_Directions_
Would you write out the listing verbatim and skip every picture in it?
**********
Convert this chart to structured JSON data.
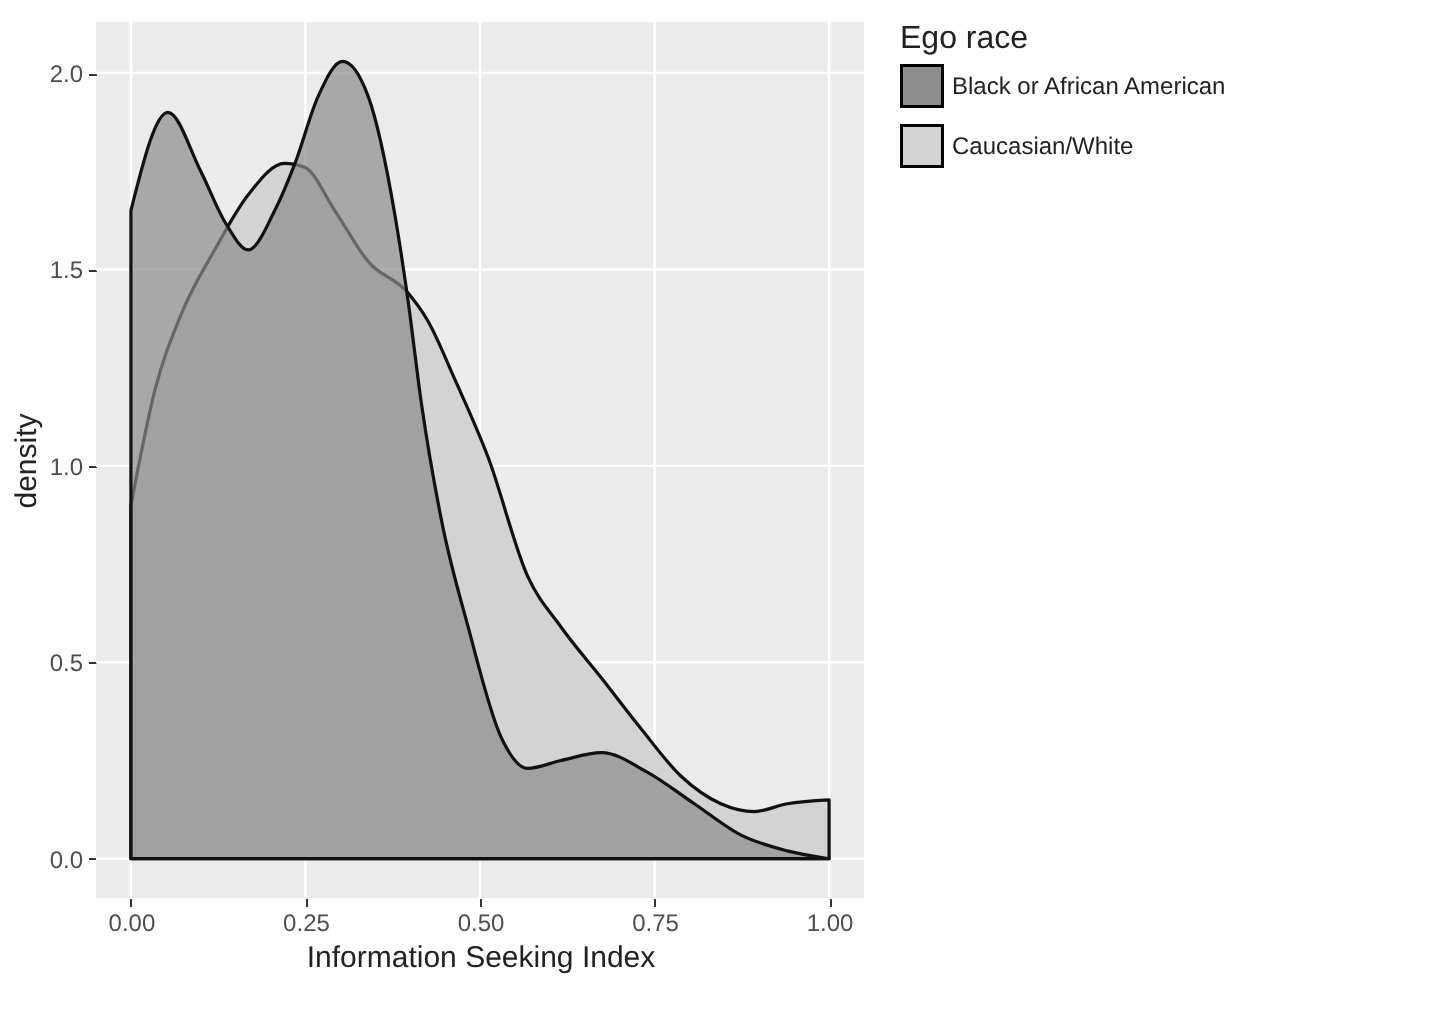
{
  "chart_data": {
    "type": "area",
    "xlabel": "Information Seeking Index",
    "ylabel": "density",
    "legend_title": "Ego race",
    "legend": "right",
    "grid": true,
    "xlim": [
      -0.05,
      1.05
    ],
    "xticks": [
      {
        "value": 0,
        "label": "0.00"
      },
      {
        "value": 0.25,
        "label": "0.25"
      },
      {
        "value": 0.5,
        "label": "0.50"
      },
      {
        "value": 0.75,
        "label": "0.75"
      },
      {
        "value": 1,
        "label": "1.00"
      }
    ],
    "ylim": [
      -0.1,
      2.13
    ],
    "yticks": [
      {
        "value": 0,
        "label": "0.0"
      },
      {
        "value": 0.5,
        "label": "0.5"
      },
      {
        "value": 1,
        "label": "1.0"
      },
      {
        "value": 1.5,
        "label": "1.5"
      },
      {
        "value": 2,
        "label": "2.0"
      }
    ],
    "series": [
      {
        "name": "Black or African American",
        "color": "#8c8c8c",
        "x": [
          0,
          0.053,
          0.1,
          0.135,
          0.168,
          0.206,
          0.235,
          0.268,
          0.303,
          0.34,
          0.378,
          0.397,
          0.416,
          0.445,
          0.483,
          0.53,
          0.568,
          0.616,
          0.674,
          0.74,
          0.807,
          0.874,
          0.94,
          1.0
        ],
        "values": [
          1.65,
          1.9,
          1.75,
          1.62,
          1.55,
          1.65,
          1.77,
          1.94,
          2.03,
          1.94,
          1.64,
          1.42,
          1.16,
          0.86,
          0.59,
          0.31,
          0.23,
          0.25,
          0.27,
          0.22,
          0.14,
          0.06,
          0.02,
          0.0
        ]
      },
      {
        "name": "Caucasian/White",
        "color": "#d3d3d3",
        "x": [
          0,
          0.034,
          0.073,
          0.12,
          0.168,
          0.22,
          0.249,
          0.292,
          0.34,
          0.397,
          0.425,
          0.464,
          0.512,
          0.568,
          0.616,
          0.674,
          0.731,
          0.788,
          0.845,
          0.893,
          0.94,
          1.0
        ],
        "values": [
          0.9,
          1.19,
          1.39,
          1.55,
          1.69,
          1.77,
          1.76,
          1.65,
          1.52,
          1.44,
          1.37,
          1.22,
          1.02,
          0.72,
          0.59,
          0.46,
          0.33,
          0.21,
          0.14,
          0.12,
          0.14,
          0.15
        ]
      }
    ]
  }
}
**********
_Response to this exercise_
Convert this chart to structured JSON data.
{
  "chart_data": {
    "type": "area",
    "xlabel": "Information Seeking Index",
    "ylabel": "density",
    "legend_title": "Ego race",
    "legend": "right",
    "grid": true,
    "xlim": [
      -0.05,
      1.05
    ],
    "xticks": [
      {
        "value": 0,
        "label": "0.00"
      },
      {
        "value": 0.25,
        "label": "0.25"
      },
      {
        "value": 0.5,
        "label": "0.50"
      },
      {
        "value": 0.75,
        "label": "0.75"
      },
      {
        "value": 1,
        "label": "1.00"
      }
    ],
    "ylim": [
      -0.1,
      2.13
    ],
    "yticks": [
      {
        "value": 0,
        "label": "0.0"
      },
      {
        "value": 0.5,
        "label": "0.5"
      },
      {
        "value": 1,
        "label": "1.0"
      },
      {
        "value": 1.5,
        "label": "1.5"
      },
      {
        "value": 2,
        "label": "2.0"
      }
    ],
    "series": [
      {
        "name": "Black or African American",
        "color": "#8c8c8c",
        "x": [
          0,
          0.053,
          0.1,
          0.135,
          0.168,
          0.206,
          0.235,
          0.268,
          0.303,
          0.34,
          0.378,
          0.397,
          0.416,
          0.445,
          0.483,
          0.53,
          0.568,
          0.616,
          0.674,
          0.74,
          0.807,
          0.874,
          0.94,
          1.0
        ],
        "values": [
          1.65,
          1.9,
          1.75,
          1.62,
          1.55,
          1.65,
          1.77,
          1.94,
          2.03,
          1.94,
          1.64,
          1.42,
          1.16,
          0.86,
          0.59,
          0.31,
          0.23,
          0.25,
          0.27,
          0.22,
          0.14,
          0.06,
          0.02,
          0.0
        ]
      },
      {
        "name": "Caucasian/White",
        "color": "#d3d3d3",
        "x": [
          0,
          0.034,
          0.073,
          0.12,
          0.168,
          0.22,
          0.249,
          0.292,
          0.34,
          0.397,
          0.425,
          0.464,
          0.512,
          0.568,
          0.616,
          0.674,
          0.731,
          0.788,
          0.845,
          0.893,
          0.94,
          1.0
        ],
        "values": [
          0.9,
          1.19,
          1.39,
          1.55,
          1.69,
          1.77,
          1.76,
          1.65,
          1.52,
          1.44,
          1.37,
          1.22,
          1.02,
          0.72,
          0.59,
          0.46,
          0.33,
          0.21,
          0.14,
          0.12,
          0.14,
          0.15
        ]
      }
    ]
  }
}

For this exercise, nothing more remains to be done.